◆ Written task
Print all of the data exactly as written.

◆ Given data
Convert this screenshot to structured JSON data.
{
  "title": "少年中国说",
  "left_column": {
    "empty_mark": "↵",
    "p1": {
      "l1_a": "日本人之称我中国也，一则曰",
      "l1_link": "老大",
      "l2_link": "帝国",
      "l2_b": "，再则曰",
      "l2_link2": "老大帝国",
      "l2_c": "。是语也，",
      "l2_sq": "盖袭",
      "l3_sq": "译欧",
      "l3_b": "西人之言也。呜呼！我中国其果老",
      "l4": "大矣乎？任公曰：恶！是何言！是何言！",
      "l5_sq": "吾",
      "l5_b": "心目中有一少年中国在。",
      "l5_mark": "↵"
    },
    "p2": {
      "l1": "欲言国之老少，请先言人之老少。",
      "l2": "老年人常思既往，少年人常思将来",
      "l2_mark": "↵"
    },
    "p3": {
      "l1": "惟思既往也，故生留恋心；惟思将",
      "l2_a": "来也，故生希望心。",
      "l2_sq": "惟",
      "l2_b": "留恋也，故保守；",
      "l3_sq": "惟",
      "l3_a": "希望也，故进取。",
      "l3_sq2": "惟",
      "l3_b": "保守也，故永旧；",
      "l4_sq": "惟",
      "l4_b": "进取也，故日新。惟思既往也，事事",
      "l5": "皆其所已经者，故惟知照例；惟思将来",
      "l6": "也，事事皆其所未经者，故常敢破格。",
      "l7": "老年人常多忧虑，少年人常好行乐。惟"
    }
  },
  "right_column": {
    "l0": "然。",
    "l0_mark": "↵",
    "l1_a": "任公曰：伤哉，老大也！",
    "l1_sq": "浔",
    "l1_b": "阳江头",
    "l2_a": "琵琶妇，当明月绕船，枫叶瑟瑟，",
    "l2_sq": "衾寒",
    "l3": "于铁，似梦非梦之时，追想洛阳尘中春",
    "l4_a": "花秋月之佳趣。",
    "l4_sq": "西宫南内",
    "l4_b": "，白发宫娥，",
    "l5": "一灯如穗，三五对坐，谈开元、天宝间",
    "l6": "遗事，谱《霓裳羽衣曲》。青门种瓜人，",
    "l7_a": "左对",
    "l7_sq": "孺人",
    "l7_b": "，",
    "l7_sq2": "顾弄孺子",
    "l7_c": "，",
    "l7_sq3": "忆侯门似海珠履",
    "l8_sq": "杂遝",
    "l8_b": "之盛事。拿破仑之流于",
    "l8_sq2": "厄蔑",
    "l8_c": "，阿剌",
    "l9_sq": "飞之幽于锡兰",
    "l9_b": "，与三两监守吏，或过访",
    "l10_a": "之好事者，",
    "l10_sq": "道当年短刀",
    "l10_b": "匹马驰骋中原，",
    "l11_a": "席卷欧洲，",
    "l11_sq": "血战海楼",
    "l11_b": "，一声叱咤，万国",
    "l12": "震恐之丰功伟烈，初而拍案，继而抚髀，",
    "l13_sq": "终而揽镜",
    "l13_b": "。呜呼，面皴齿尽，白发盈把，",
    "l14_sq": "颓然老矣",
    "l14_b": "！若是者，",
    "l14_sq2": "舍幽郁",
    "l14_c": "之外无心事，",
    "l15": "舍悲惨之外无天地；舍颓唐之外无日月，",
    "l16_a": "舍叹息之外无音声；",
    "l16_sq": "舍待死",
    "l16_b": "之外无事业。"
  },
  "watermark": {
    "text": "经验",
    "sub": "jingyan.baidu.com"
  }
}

◆ Reply
Convert this screenshot to structured JSON data.
{
  "title": "少年中国说",
  "left_column": {
    "empty_mark": "↵",
    "p1": {
      "l1_a": "日本人之称我中国也，一则曰",
      "l1_link": "老大",
      "l2_link": "帝国",
      "l2_b": "，再则曰",
      "l2_link2": "老大帝国",
      "l2_c": "。是语也，",
      "l2_sq": "盖袭",
      "l3_sq": "译欧",
      "l3_b": "西人之言也。呜呼！我中国其果老",
      "l4": "大矣乎？任公曰：恶！是何言！是何言！",
      "l5_sq": "吾",
      "l5_b": "心目中有一少年中国在。",
      "l5_mark": "↵"
    },
    "p2": {
      "l1": "欲言国之老少，请先言人之老少。",
      "l2": "老年人常思既往，少年人常思将来",
      "l2_mark": "↵"
    },
    "p3": {
      "l1": "惟思既往也，故生留恋心；惟思将",
      "l2_a": "来也，故生希望心。",
      "l2_sq": "惟",
      "l2_b": "留恋也，故保守；",
      "l3_sq": "惟",
      "l3_a": "希望也，故进取。",
      "l3_sq2": "惟",
      "l3_b": "保守也，故永旧；",
      "l4_sq": "惟",
      "l4_b": "进取也，故日新。惟思既往也，事事",
      "l5": "皆其所已经者，故惟知照例；惟思将来",
      "l6": "也，事事皆其所未经者，故常敢破格。",
      "l7": "老年人常多忧虑，少年人常好行乐。惟"
    }
  },
  "right_column": {
    "l0": "然。",
    "l0_mark": "↵",
    "l1_a": "任公曰：伤哉，老大也！",
    "l1_sq": "浔",
    "l1_b": "阳江头",
    "l2_a": "琵琶妇，当明月绕船，枫叶瑟瑟，",
    "l2_sq": "衾寒",
    "l3": "于铁，似梦非梦之时，追想洛阳尘中春",
    "l4_a": "花秋月之佳趣。",
    "l4_sq": "西宫南内",
    "l4_b": "，白发宫娥，",
    "l5": "一灯如穗，三五对坐，谈开元、天宝间",
    "l6": "遗事，谱《霓裳羽衣曲》。青门种瓜人，",
    "l7_a": "左对",
    "l7_sq": "孺人",
    "l7_b": "，",
    "l7_sq2": "顾弄孺子",
    "l7_c": "，",
    "l7_sq3": "忆侯门似海珠履",
    "l8_sq": "杂遝",
    "l8_b": "之盛事。拿破仑之流于",
    "l8_sq2": "厄蔑",
    "l8_c": "，阿剌",
    "l9_sq": "飞之幽于锡兰",
    "l9_b": "，与三两监守吏，或过访",
    "l10_a": "之好事者，",
    "l10_sq": "道当年短刀",
    "l10_b": "匹马驰骋中原，",
    "l11_a": "席卷欧洲，",
    "l11_sq": "血战海楼",
    "l11_b": "，一声叱咤，万国",
    "l12": "震恐之丰功伟烈，初而拍案，继而抚髀，",
    "l13_sq": "终而揽镜",
    "l13_b": "。呜呼，面皴齿尽，白发盈把，",
    "l14_sq": "颓然老矣",
    "l14_b": "！若是者，",
    "l14_sq2": "舍幽郁",
    "l14_c": "之外无心事，",
    "l15": "舍悲惨之外无天地；舍颓唐之外无日月，",
    "l16_a": "舍叹息之外无音声；",
    "l16_sq": "舍待死",
    "l16_b": "之外无事业。"
  },
  "watermark": {
    "text": "经验",
    "sub": "jingyan.baidu.com"
  }
}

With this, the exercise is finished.